> **EXERCISE DIRECTIONS**
Scan the listing below. Report each line that includes "text".

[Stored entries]
____
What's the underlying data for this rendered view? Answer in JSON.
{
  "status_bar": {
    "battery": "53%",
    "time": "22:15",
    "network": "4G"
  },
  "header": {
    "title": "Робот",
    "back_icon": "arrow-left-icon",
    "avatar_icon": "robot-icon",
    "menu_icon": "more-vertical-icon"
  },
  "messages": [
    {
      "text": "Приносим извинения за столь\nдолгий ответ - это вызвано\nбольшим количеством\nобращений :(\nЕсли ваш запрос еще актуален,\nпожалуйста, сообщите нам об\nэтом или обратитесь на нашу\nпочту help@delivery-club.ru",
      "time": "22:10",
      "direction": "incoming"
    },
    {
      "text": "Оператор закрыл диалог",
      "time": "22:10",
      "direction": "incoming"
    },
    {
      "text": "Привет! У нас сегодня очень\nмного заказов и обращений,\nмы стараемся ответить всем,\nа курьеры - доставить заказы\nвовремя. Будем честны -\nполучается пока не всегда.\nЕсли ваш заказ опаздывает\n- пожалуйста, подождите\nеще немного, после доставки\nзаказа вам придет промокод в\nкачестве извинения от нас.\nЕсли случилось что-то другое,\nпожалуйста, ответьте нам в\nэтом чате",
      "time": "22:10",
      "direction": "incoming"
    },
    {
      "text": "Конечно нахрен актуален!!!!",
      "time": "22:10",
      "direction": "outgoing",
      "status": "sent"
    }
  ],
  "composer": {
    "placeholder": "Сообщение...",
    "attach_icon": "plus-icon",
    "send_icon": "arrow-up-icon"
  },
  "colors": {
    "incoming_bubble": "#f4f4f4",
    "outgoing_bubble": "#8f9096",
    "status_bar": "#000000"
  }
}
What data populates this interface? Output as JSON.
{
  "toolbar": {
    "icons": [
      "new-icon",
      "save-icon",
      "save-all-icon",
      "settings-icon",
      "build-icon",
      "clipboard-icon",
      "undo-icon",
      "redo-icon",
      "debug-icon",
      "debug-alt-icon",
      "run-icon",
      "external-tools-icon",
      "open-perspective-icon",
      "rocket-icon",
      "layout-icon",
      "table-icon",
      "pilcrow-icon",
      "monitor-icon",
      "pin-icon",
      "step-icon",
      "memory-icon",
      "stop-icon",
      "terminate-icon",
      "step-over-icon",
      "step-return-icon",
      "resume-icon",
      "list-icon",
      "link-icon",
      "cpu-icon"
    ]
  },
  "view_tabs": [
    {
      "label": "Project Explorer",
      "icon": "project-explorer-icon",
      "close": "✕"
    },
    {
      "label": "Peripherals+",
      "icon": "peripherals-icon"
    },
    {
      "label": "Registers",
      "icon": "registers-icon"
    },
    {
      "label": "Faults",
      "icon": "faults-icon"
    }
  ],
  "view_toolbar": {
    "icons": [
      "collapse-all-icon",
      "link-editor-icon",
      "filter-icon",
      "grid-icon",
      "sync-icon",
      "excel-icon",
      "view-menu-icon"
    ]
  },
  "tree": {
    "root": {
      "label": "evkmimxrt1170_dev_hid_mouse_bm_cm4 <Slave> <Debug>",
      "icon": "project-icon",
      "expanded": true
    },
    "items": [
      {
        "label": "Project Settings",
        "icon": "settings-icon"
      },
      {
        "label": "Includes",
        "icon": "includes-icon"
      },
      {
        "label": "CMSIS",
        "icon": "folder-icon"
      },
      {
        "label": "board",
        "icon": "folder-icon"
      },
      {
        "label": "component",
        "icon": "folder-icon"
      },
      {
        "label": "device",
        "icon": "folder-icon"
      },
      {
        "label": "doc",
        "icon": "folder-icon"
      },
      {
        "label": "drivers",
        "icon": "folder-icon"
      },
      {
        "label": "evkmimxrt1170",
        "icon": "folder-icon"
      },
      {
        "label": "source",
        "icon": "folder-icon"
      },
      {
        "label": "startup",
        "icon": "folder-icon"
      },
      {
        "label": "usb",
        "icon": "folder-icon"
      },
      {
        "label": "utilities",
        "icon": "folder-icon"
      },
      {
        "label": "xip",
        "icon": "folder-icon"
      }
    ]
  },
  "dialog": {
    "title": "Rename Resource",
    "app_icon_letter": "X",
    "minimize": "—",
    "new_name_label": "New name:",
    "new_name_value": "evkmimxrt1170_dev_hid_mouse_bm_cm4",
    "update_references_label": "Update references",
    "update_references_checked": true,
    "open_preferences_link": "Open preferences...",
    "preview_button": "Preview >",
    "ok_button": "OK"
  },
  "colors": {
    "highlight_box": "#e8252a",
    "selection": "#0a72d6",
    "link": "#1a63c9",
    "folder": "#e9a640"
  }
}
____
> **ANSWER FOR THIS EXERCISE**
      "text": "Приносим извинения за столь\nдолгий ответ - это вызвано\nбольшим количеством\nобращений :(\nЕсли ваш запрос еще актуален,\nпожалуйста, сообщите нам об\nэтом или обратитесь на нашу\nпочту help@delivery-club.ru",
      "text": "Оператор закрыл диалог",
      "text": "Привет! У нас сегодня очень\nмного заказов и обращений,\nмы стараемся ответить всем,\nа курьеры - доставить заказы\nвовремя. Будем честны -\nполучается пока не всегда.\nЕсли ваш заказ опаздывает\n- пожалуйста, подождите\nеще немного, после доставки\nзаказа вам придет промокод в\nкачестве извинения от нас.\nЕсли случилось что-то другое,\nпожалуйста, ответьте нам в\nэтом чате",
      "text": "Конечно нахрен актуален!!!!",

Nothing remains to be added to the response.